### EXERCISE DESCRIPTION
Copy each line below that contains "Produkcia".

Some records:
[START]
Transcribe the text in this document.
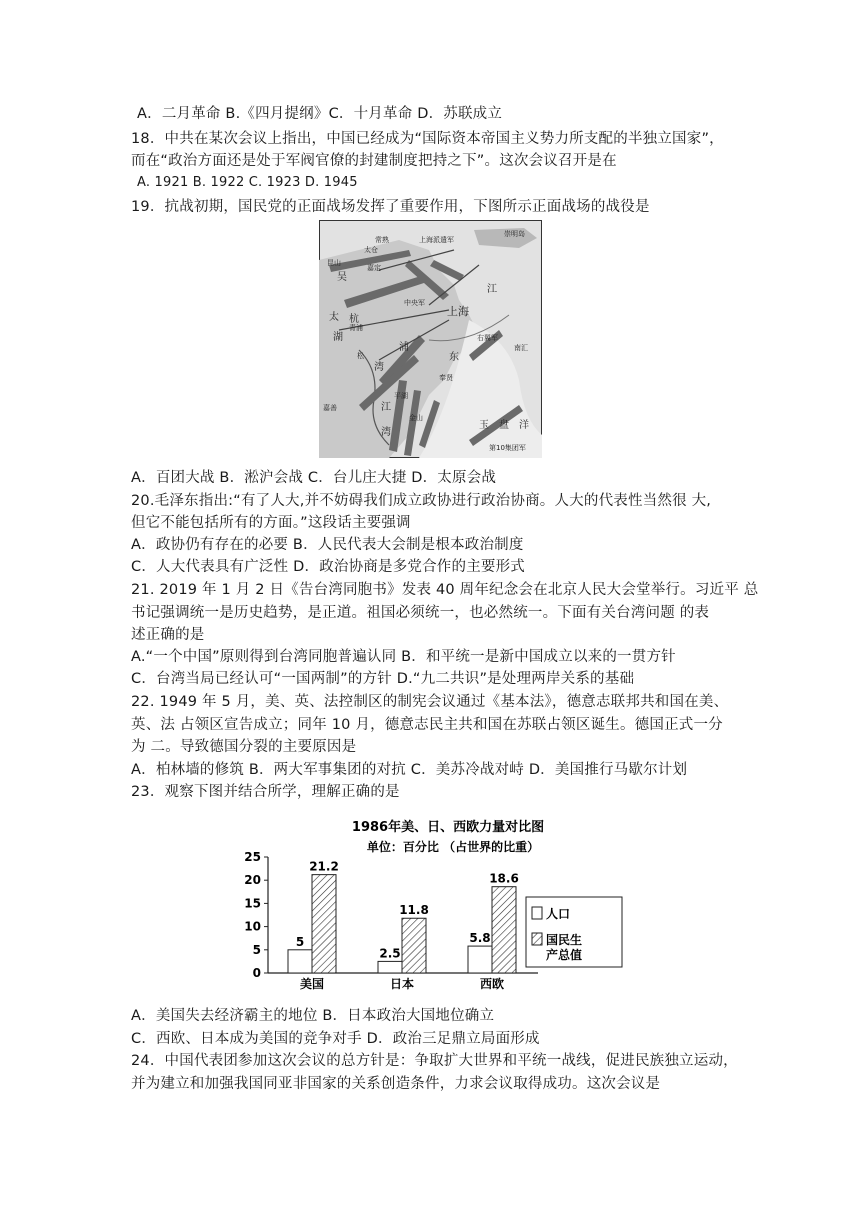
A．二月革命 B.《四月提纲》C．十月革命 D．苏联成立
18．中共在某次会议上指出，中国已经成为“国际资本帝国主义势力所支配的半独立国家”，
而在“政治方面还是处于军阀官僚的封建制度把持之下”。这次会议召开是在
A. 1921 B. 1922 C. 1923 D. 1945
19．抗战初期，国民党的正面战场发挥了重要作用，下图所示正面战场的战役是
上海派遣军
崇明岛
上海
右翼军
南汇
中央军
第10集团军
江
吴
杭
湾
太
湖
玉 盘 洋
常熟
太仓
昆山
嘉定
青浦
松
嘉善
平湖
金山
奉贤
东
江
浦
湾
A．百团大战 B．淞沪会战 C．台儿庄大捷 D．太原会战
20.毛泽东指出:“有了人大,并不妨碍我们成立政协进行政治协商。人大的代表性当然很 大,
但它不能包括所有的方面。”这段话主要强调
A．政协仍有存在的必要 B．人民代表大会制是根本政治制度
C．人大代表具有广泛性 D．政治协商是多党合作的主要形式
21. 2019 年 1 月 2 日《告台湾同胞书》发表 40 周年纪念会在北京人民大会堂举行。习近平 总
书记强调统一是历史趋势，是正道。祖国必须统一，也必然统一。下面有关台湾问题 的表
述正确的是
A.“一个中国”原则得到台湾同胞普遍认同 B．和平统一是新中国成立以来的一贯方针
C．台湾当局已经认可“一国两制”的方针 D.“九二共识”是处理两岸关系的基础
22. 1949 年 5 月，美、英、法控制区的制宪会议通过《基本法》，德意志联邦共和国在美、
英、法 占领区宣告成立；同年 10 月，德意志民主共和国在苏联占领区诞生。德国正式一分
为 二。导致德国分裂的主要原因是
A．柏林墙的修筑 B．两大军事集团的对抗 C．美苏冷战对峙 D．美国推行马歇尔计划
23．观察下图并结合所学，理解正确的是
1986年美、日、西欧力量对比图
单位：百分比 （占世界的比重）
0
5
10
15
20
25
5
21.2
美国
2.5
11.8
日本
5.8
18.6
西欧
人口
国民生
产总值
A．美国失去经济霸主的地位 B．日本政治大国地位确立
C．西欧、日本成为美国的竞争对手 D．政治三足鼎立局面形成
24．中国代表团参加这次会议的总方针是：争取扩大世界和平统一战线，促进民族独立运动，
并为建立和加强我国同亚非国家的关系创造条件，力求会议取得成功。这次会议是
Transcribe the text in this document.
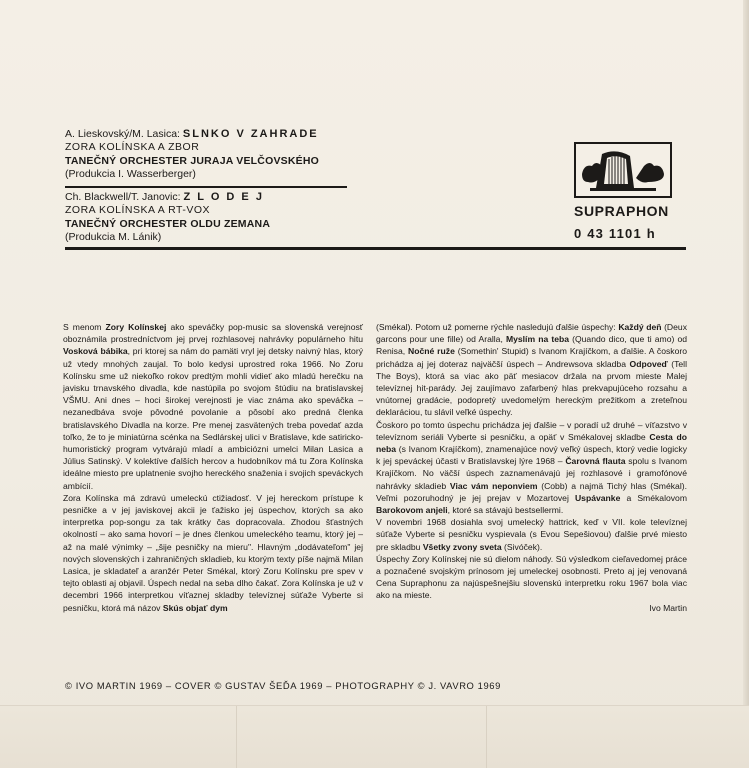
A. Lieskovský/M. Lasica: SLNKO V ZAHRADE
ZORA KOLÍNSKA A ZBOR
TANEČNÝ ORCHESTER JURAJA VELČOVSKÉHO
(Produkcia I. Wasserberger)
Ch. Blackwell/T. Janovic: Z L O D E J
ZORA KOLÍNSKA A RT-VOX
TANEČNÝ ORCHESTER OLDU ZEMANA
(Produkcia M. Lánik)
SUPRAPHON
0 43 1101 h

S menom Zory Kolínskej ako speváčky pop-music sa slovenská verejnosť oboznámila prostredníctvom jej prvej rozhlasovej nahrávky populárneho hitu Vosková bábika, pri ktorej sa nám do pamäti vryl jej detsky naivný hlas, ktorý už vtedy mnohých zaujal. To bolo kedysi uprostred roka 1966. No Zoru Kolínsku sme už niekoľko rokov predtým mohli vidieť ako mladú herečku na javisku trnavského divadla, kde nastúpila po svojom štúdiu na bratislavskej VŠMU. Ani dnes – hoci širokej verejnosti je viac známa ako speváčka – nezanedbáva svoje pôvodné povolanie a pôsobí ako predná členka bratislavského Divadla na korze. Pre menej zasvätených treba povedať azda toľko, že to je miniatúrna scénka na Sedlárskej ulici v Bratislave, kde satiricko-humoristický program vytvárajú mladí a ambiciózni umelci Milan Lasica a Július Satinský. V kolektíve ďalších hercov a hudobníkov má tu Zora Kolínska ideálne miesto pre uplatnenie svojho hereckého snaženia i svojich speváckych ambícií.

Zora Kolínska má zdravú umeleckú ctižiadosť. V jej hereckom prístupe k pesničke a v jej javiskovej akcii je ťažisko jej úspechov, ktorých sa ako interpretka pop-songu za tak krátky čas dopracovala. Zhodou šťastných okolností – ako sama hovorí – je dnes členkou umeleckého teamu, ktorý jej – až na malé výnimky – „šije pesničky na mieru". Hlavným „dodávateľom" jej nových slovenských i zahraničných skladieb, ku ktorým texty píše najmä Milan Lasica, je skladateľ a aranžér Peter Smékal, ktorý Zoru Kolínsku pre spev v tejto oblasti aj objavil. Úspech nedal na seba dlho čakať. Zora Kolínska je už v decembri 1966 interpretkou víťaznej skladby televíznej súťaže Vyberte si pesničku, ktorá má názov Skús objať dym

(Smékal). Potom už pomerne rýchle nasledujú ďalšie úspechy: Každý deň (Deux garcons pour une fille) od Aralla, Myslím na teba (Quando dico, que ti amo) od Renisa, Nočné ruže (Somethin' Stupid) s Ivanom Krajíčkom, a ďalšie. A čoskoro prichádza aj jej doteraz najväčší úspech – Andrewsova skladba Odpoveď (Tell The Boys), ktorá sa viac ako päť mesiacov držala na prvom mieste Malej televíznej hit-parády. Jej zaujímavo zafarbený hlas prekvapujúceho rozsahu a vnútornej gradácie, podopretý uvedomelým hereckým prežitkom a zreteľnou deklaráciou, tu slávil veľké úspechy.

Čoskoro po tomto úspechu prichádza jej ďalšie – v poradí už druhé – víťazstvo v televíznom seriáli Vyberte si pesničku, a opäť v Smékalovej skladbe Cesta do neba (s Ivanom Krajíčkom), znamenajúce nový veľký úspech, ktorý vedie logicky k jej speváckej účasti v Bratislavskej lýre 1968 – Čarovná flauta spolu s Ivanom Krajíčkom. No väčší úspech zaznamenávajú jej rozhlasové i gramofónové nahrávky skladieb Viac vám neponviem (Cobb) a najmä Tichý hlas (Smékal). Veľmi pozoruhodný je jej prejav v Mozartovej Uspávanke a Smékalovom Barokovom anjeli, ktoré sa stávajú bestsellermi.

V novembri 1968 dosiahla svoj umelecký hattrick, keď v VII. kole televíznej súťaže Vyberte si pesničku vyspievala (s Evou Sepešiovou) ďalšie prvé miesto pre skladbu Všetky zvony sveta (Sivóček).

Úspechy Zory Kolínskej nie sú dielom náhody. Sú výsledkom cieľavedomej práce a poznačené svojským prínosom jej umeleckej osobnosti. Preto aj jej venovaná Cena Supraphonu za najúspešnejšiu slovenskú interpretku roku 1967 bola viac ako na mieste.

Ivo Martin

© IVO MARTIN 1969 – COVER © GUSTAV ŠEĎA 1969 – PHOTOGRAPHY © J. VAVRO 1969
[END]
[START]
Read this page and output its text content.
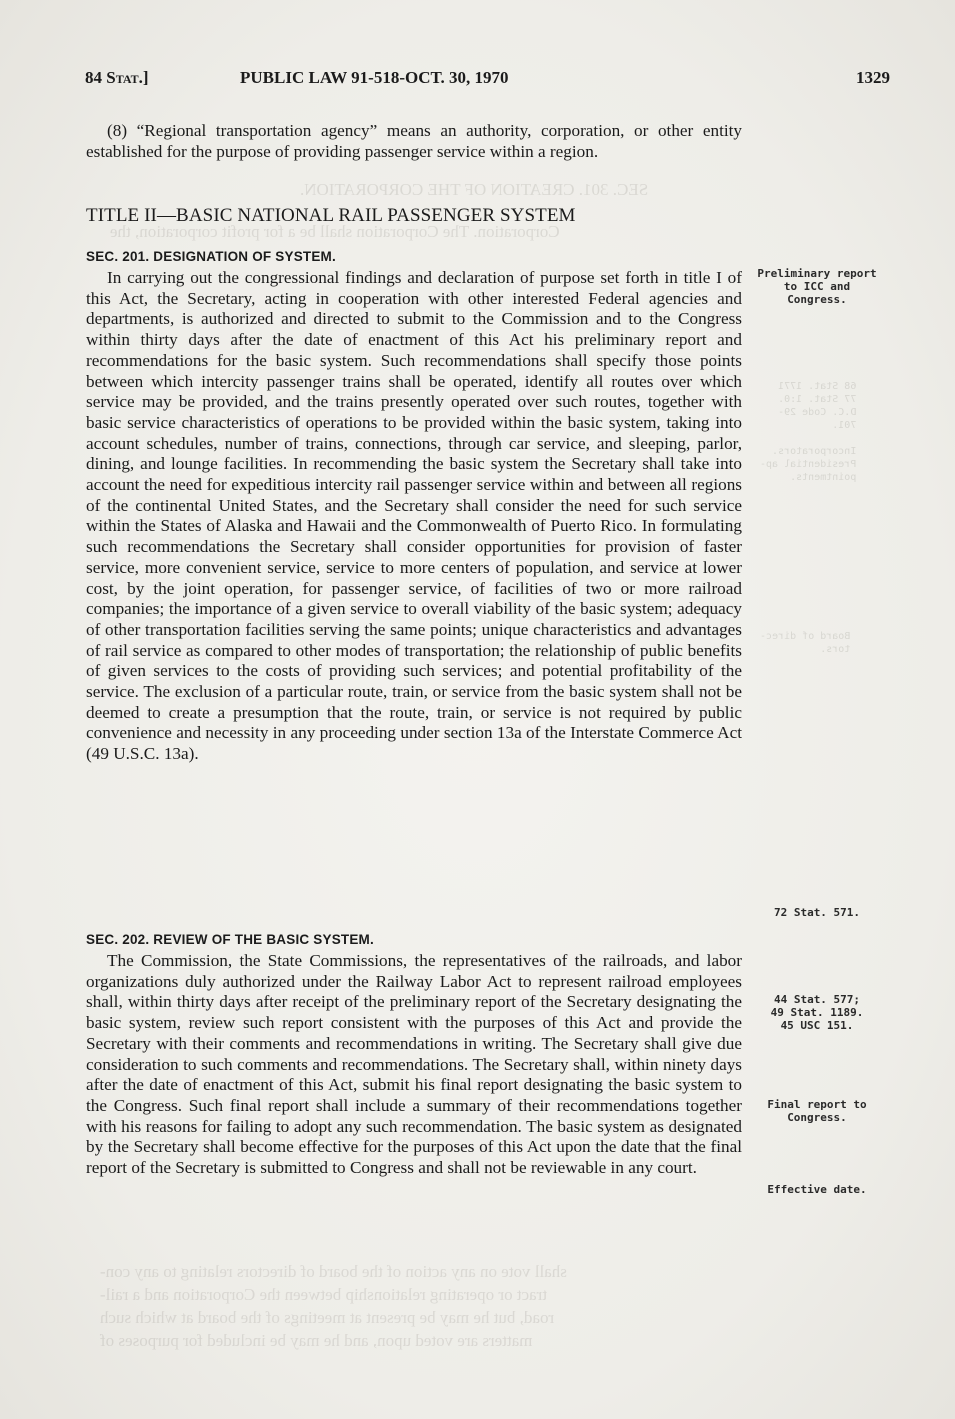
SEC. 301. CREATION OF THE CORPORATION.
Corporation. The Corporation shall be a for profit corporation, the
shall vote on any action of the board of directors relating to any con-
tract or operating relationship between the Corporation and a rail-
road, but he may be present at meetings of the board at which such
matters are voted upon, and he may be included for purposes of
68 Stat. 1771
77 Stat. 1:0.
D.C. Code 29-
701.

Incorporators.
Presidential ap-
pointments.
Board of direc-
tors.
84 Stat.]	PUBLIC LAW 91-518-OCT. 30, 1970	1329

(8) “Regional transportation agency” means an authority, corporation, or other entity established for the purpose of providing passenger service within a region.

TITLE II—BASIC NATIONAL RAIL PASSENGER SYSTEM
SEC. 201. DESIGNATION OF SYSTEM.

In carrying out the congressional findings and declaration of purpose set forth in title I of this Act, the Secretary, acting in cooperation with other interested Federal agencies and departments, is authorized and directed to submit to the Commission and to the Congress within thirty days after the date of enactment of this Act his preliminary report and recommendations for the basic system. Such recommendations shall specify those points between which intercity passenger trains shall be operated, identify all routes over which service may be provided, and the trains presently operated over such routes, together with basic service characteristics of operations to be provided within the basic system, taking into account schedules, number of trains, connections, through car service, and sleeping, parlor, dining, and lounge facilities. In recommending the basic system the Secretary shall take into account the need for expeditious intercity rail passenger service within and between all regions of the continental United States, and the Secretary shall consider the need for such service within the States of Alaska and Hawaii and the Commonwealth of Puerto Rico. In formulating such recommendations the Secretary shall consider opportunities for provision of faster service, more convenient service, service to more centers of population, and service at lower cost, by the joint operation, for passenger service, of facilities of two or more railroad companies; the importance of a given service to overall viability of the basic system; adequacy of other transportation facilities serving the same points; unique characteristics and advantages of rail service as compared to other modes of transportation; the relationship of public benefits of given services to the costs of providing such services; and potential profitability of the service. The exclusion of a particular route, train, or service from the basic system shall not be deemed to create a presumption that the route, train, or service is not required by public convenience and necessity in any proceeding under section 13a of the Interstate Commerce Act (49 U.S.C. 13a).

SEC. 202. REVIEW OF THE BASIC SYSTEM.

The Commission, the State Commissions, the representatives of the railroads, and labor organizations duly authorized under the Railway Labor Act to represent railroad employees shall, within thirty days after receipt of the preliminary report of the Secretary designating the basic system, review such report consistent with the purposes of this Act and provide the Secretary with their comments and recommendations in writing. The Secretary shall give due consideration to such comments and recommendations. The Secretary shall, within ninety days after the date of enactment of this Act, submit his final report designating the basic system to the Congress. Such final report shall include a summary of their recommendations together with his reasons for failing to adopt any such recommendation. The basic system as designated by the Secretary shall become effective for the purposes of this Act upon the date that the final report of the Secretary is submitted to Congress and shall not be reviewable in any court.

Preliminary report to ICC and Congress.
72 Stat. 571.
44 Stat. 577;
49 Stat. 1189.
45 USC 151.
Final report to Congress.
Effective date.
[END]
[START]
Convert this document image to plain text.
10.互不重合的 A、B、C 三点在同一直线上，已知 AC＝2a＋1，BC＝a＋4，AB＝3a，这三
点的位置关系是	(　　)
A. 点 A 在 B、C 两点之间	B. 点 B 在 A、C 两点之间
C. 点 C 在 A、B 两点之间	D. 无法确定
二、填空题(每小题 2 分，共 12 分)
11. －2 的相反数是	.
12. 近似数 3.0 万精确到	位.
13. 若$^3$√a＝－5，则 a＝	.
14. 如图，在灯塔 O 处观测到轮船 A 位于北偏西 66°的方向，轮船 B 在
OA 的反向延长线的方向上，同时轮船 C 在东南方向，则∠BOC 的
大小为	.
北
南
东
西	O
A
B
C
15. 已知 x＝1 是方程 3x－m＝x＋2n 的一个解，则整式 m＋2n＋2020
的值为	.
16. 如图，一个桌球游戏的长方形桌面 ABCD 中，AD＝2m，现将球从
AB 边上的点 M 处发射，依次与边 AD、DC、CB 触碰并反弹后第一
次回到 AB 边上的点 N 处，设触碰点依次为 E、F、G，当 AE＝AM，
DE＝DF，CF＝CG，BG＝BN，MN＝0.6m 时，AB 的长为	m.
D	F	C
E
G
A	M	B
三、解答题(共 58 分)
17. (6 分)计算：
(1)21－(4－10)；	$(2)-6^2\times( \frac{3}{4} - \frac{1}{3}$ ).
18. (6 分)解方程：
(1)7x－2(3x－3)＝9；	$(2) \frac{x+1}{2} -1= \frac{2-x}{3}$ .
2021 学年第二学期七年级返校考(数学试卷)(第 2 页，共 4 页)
[END]
### FINISHED EXERCISE
(Produkcia I. Wasserberger)
(Produkcia M. Lánik)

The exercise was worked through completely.